:: TASK OBJECTIVE ::
Return a copy of each line that holds the string "title".
== RECORDED DATA ==
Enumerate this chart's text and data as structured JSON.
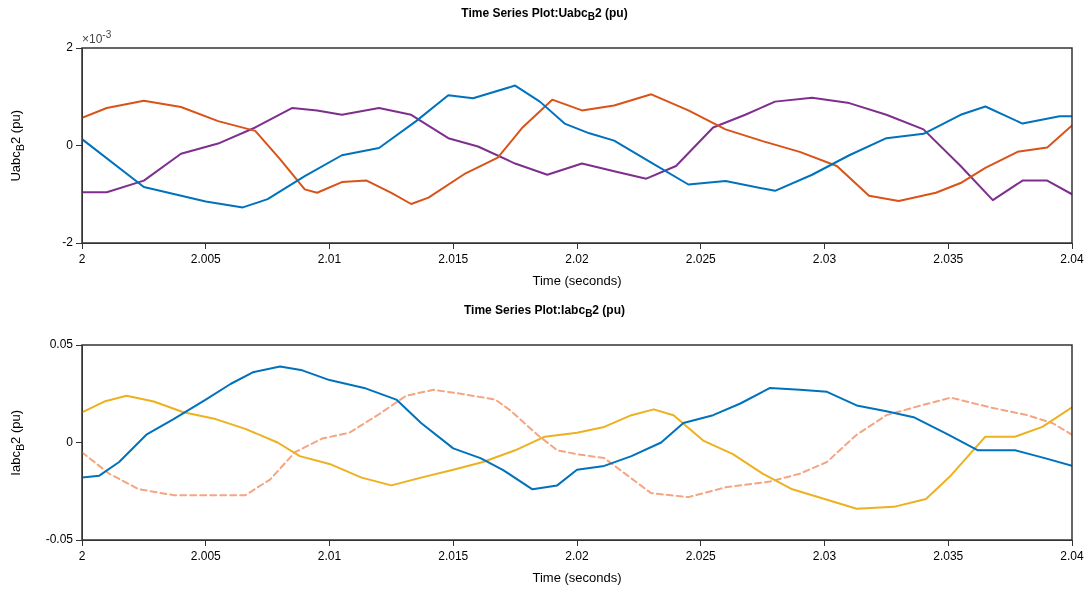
{
  "chart_data": [
    {
      "type": "line",
      "title": "Time Series Plot:Uabc$_{B}$2 (pu)",
      "xlabel": "Time (seconds)",
      "ylabel": "Uabc$_{B}$2 (pu)",
      "annotations": [
        "×10$^{-3}$"
      ],
      "xlim": [
        2,
        2.04
      ],
      "xticks": [
        2,
        2.005,
        2.01,
        2.015,
        2.02,
        2.025,
        2.03,
        2.035,
        2.04
      ],
      "ylim": [
        -2,
        2
      ],
      "yticks": [
        -2,
        0,
        2
      ],
      "grid": false,
      "legend": false,
      "marker": "none",
      "line_style": "solid",
      "series": [
        {
          "color": "#0072bd",
          "x": [
            2,
            2.0025,
            2.005,
            2.0065,
            2.0075,
            2.009,
            2.0105,
            2.012,
            2.0135,
            2.0148,
            2.0158,
            2.0175,
            2.0185,
            2.0195,
            2.0205,
            2.0215,
            2.023,
            2.0245,
            2.026,
            2.028,
            2.0295,
            2.031,
            2.0325,
            2.034,
            2.0355,
            2.0365,
            2.038,
            2.0395,
            2.04
          ],
          "values": [
            0.13,
            -0.85,
            -1.15,
            -1.27,
            -1.1,
            -0.63,
            -0.2,
            -0.05,
            0.5,
            1.03,
            0.97,
            1.23,
            0.9,
            0.45,
            0.25,
            0.1,
            -0.35,
            -0.8,
            -0.73,
            -0.93,
            -0.6,
            -0.2,
            0.15,
            0.24,
            0.63,
            0.8,
            0.45,
            0.6,
            0.6
          ]
        },
        {
          "color": "#d95319",
          "x": [
            2,
            2.001,
            2.0025,
            2.004,
            2.0055,
            2.007,
            2.008,
            2.009,
            2.0095,
            2.0105,
            2.0115,
            2.0125,
            2.0133,
            2.014,
            2.0155,
            2.0168,
            2.0178,
            2.019,
            2.0202,
            2.0215,
            2.023,
            2.0245,
            2.026,
            2.0275,
            2.029,
            2.0305,
            2.0318,
            2.033,
            2.0345,
            2.0355,
            2.0365,
            2.0378,
            2.039,
            2.04
          ],
          "values": [
            0.57,
            0.77,
            0.92,
            0.79,
            0.5,
            0.3,
            -0.28,
            -0.9,
            -0.97,
            -0.75,
            -0.72,
            -0.97,
            -1.2,
            -1.07,
            -0.57,
            -0.25,
            0.37,
            0.94,
            0.72,
            0.82,
            1.05,
            0.72,
            0.33,
            0.09,
            -0.13,
            -0.42,
            -1.03,
            -1.14,
            -0.97,
            -0.77,
            -0.46,
            -0.13,
            -0.04,
            0.41
          ]
        },
        {
          "color": "#7e2f8e",
          "x": [
            2,
            2.001,
            2.0025,
            2.004,
            2.0055,
            2.007,
            2.0085,
            2.0095,
            2.0105,
            2.012,
            2.0133,
            2.0148,
            2.016,
            2.0175,
            2.0188,
            2.0202,
            2.0215,
            2.0228,
            2.024,
            2.0255,
            2.0268,
            2.028,
            2.0295,
            2.031,
            2.0325,
            2.034,
            2.0355,
            2.0368,
            2.038,
            2.039,
            2.04
          ],
          "values": [
            -0.96,
            -0.96,
            -0.72,
            -0.17,
            0.04,
            0.37,
            0.77,
            0.72,
            0.63,
            0.77,
            0.63,
            0.15,
            -0.02,
            -0.37,
            -0.6,
            -0.37,
            -0.53,
            -0.68,
            -0.42,
            0.37,
            0.63,
            0.9,
            0.98,
            0.87,
            0.63,
            0.33,
            -0.42,
            -1.12,
            -0.72,
            -0.72,
            -1.0
          ]
        }
      ]
    },
    {
      "type": "line",
      "title": "Time Series Plot:Iabc$_{B}$2 (pu)",
      "xlabel": "Time (seconds)",
      "ylabel": "Iabc$_{B}$2 (pu)",
      "xlim": [
        2,
        2.04
      ],
      "xticks": [
        2,
        2.005,
        2.01,
        2.015,
        2.02,
        2.025,
        2.03,
        2.035,
        2.04
      ],
      "ylim": [
        -0.05,
        0.05
      ],
      "yticks": [
        -0.05,
        0,
        0.05
      ],
      "grid": false,
      "legend": false,
      "marker": "none",
      "series": [
        {
          "color": "#0072bd",
          "line_style": "solid",
          "x": [
            2,
            2.0007,
            2.0015,
            2.0026,
            2.0037,
            2.005,
            2.006,
            2.0069,
            2.008,
            2.0089,
            2.01,
            2.0114,
            2.0127,
            2.0137,
            2.015,
            2.0161,
            2.017,
            2.0182,
            2.0192,
            2.02,
            2.0211,
            2.0222,
            2.0234,
            2.0243,
            2.0255,
            2.0266,
            2.0278,
            2.029,
            2.0301,
            2.0313,
            2.0325,
            2.0336,
            2.035,
            2.0362,
            2.0377,
            2.0389,
            2.04
          ],
          "values": [
            -0.018,
            -0.017,
            -0.01,
            0.004,
            0.012,
            0.022,
            0.03,
            0.036,
            0.039,
            0.037,
            0.032,
            0.028,
            0.022,
            0.01,
            -0.003,
            -0.008,
            -0.014,
            -0.024,
            -0.022,
            -0.014,
            -0.012,
            -0.007,
            0,
            0.01,
            0.014,
            0.02,
            0.028,
            0.027,
            0.026,
            0.019,
            0.016,
            0.013,
            0.004,
            -0.004,
            -0.004,
            -0.008,
            -0.012
          ]
        },
        {
          "color": "#edb120",
          "line_style": "solid",
          "x": [
            2,
            2.0009,
            2.0018,
            2.0029,
            2.0041,
            2.0054,
            2.0066,
            2.0079,
            2.0088,
            2.01,
            2.0113,
            2.0125,
            2.0137,
            2.015,
            2.0162,
            2.0175,
            2.0187,
            2.02,
            2.0211,
            2.0222,
            2.0231,
            2.0239,
            2.0251,
            2.0263,
            2.0275,
            2.0287,
            2.03,
            2.0313,
            2.0328,
            2.0341,
            2.0351,
            2.0365,
            2.0377,
            2.0388,
            2.04
          ],
          "values": [
            0.0155,
            0.021,
            0.024,
            0.021,
            0.0155,
            0.012,
            0.007,
            0,
            -0.007,
            -0.011,
            -0.018,
            -0.022,
            -0.018,
            -0.014,
            -0.01,
            -0.004,
            0.003,
            0.005,
            0.008,
            0.014,
            0.017,
            0.014,
            0.001,
            -0.006,
            -0.016,
            -0.024,
            -0.029,
            -0.034,
            -0.033,
            -0.029,
            -0.017,
            0.003,
            0.003,
            0.008,
            0.018
          ]
        },
        {
          "color": "#f4a582",
          "line_style": "dashed",
          "x": [
            2,
            2.0011,
            2.0023,
            2.0037,
            2.0052,
            2.0066,
            2.0076,
            2.0086,
            2.0097,
            2.0108,
            2.012,
            2.0131,
            2.0142,
            2.0153,
            2.0167,
            2.0173,
            2.0184,
            2.0192,
            2.02,
            2.0211,
            2.023,
            2.0245,
            2.026,
            2.0278,
            2.029,
            2.0301,
            2.0313,
            2.0325,
            2.0339,
            2.0351,
            2.0367,
            2.0382,
            2.0392,
            2.04
          ],
          "values": [
            -0.005,
            -0.016,
            -0.024,
            -0.027,
            -0.027,
            -0.027,
            -0.019,
            -0.005,
            0.002,
            0.005,
            0.0145,
            0.024,
            0.027,
            0.025,
            0.022,
            0.0165,
            0.004,
            -0.004,
            -0.006,
            -0.008,
            -0.026,
            -0.028,
            -0.023,
            -0.02,
            -0.016,
            -0.01,
            0.004,
            0.014,
            0.019,
            0.023,
            0.018,
            0.014,
            0.01,
            0.004
          ]
        }
      ]
    }
  ]
}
===
:: RESULT ::
      "title": "Time Series Plot:Uabc$_{B}$2 (pu)",
      "title": "Time Series Plot:Iabc$_{B}$2 (pu)",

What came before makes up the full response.